**Given problem**:
Search the entries for the word "JSON" and pull out each line that has it.

Dataset rows about figures:
**********
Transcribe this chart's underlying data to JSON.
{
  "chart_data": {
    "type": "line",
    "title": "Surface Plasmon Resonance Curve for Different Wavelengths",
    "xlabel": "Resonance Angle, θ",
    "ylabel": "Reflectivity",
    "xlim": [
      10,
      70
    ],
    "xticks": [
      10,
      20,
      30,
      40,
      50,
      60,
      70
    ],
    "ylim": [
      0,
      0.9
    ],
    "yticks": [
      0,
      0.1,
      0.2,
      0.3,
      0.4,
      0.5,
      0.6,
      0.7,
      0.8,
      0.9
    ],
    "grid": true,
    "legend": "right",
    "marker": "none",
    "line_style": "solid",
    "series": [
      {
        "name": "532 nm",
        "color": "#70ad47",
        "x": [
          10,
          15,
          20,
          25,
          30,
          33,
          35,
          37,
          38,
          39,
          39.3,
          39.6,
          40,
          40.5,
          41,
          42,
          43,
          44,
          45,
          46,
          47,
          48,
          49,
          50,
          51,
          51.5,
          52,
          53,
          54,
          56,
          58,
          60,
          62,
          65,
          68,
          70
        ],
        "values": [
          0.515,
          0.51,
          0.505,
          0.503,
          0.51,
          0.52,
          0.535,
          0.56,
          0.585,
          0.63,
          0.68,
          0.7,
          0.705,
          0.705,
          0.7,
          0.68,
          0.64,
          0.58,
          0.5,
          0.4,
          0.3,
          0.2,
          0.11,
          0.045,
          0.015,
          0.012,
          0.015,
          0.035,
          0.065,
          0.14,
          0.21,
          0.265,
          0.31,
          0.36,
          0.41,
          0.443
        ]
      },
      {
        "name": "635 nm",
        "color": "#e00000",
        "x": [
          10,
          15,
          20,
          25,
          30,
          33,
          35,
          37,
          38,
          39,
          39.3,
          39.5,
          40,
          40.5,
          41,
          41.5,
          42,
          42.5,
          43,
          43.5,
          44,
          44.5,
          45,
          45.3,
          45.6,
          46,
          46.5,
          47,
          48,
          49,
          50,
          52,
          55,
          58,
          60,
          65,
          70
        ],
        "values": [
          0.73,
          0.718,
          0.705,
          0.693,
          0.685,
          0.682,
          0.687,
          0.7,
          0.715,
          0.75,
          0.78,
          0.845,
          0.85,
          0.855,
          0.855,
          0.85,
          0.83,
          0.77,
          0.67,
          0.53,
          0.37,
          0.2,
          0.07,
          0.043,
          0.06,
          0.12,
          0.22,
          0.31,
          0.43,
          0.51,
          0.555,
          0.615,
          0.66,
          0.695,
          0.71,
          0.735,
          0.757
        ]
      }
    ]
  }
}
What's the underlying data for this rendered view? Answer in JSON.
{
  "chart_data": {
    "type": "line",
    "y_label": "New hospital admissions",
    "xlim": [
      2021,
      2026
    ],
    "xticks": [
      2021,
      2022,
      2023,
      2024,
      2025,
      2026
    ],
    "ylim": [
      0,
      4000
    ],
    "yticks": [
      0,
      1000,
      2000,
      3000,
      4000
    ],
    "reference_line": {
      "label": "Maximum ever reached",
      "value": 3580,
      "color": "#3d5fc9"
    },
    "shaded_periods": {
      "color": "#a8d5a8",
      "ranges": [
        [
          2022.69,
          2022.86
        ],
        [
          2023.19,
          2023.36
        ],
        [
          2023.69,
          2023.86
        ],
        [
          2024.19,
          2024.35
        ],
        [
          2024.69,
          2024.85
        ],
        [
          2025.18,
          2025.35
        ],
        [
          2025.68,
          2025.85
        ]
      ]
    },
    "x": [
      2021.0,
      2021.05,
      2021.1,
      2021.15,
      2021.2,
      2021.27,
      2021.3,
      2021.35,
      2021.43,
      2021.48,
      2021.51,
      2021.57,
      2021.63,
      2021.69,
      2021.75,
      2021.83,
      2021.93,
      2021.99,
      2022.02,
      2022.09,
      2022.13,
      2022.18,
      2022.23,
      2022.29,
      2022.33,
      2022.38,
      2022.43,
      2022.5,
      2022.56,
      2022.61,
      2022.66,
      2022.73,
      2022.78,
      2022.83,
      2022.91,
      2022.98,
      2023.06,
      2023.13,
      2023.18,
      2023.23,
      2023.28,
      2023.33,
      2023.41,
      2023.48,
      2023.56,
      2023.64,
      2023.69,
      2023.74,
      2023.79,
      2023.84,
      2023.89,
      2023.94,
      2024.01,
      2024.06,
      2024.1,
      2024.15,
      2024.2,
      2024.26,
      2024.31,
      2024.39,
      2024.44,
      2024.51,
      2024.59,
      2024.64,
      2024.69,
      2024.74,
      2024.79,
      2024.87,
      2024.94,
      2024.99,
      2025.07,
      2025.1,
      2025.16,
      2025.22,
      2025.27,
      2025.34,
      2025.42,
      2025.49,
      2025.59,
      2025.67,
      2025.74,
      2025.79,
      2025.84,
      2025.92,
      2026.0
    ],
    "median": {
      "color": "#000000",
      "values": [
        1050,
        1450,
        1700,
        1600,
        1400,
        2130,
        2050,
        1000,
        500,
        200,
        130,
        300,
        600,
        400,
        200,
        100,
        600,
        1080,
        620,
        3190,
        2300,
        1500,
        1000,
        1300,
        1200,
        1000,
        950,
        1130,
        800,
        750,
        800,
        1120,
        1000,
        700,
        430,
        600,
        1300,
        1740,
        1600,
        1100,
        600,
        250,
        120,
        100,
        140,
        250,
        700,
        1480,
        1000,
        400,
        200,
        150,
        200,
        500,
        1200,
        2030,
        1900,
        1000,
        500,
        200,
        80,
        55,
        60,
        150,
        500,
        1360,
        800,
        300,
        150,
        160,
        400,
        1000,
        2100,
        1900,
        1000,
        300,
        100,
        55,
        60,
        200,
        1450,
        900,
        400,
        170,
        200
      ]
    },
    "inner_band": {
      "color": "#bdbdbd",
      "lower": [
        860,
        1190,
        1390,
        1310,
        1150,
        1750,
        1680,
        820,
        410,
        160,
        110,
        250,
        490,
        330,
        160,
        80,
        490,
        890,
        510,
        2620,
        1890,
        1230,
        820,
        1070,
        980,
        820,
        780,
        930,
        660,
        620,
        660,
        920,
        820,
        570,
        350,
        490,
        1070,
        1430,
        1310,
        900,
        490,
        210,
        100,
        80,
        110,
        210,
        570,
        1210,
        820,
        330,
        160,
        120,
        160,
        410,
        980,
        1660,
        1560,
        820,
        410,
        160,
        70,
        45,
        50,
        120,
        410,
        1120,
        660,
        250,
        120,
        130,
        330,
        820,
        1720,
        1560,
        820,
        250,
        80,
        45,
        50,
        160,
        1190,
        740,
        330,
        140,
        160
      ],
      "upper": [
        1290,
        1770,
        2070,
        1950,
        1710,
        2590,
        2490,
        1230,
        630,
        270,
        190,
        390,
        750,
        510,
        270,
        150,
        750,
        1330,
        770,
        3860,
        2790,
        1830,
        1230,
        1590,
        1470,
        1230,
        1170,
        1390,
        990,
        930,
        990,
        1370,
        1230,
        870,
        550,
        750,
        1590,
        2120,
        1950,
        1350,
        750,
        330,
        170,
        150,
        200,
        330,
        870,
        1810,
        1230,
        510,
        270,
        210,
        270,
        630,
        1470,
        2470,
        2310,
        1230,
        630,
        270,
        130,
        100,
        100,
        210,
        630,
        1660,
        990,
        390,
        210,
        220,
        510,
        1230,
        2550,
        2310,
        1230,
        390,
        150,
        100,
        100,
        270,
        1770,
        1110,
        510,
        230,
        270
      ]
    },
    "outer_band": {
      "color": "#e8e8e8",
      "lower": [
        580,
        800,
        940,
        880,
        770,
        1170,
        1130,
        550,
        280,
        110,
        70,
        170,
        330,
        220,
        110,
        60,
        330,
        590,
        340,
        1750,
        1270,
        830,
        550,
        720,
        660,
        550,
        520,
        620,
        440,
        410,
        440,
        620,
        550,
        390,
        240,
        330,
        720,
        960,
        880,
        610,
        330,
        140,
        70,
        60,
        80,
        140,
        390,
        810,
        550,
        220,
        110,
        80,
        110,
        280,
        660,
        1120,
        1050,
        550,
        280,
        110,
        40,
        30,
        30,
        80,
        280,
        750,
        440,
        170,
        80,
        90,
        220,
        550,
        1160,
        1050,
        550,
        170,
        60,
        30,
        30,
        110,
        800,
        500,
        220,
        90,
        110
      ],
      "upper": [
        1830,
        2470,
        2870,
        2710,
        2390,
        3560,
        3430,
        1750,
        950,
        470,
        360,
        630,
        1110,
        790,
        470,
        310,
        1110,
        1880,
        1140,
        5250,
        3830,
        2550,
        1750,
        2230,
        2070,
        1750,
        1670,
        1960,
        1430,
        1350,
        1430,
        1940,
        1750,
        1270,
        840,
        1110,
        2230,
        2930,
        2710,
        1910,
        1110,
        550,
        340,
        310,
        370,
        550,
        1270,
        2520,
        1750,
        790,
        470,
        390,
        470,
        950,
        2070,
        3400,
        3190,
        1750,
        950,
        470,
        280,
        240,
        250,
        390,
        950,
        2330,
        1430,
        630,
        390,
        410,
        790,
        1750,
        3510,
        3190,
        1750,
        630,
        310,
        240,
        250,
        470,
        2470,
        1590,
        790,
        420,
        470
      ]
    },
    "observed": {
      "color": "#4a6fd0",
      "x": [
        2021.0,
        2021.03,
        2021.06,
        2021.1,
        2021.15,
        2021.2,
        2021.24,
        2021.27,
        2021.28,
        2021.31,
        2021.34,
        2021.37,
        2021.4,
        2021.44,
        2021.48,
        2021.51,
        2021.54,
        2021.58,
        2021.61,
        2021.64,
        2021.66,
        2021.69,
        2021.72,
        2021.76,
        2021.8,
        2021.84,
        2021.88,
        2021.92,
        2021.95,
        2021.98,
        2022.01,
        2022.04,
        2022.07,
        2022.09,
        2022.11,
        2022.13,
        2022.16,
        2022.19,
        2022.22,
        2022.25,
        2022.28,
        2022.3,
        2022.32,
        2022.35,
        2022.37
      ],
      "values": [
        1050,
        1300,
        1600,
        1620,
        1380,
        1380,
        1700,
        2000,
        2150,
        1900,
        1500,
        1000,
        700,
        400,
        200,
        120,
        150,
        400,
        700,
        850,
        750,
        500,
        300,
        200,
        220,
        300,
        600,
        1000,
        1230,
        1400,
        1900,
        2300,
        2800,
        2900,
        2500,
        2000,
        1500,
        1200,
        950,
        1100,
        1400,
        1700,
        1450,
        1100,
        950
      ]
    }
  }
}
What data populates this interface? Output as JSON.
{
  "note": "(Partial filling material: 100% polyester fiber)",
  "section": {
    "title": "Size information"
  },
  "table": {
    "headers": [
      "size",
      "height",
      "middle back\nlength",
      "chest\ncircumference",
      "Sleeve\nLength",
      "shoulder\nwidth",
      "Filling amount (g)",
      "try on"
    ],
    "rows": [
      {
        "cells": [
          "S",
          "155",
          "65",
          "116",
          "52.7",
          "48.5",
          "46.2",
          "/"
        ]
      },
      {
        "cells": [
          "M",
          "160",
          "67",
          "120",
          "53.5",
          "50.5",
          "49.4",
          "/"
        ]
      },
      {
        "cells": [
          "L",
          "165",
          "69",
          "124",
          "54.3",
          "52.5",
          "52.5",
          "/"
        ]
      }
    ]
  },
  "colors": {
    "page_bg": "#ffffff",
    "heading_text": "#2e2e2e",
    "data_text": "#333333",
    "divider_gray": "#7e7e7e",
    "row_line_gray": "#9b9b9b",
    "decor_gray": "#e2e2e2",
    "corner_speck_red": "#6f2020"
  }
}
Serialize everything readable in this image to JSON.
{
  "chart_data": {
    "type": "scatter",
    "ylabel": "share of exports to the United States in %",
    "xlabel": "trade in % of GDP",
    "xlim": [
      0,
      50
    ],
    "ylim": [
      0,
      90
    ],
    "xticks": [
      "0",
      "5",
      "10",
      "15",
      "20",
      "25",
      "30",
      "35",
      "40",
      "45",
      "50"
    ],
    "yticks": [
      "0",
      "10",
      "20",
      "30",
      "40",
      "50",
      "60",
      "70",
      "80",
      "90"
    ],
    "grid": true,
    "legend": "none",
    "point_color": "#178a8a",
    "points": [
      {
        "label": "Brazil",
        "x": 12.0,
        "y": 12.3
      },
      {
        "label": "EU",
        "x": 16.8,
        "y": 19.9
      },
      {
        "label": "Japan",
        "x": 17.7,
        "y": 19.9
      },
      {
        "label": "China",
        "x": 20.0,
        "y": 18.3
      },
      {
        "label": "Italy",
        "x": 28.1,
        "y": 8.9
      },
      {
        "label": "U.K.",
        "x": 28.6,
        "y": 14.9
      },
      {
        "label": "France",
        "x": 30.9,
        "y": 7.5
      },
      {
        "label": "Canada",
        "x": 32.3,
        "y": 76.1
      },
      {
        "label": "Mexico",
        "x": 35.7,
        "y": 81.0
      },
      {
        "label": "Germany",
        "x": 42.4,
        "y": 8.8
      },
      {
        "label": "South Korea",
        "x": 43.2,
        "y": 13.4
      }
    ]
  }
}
**********
**The answer**:
Transcribe this chart's underlying data to JSON.
What's the underlying data for this rendered view? Answer in JSON.
What data populates this interface? Output as JSON.
Serialize everything readable in this image to JSON.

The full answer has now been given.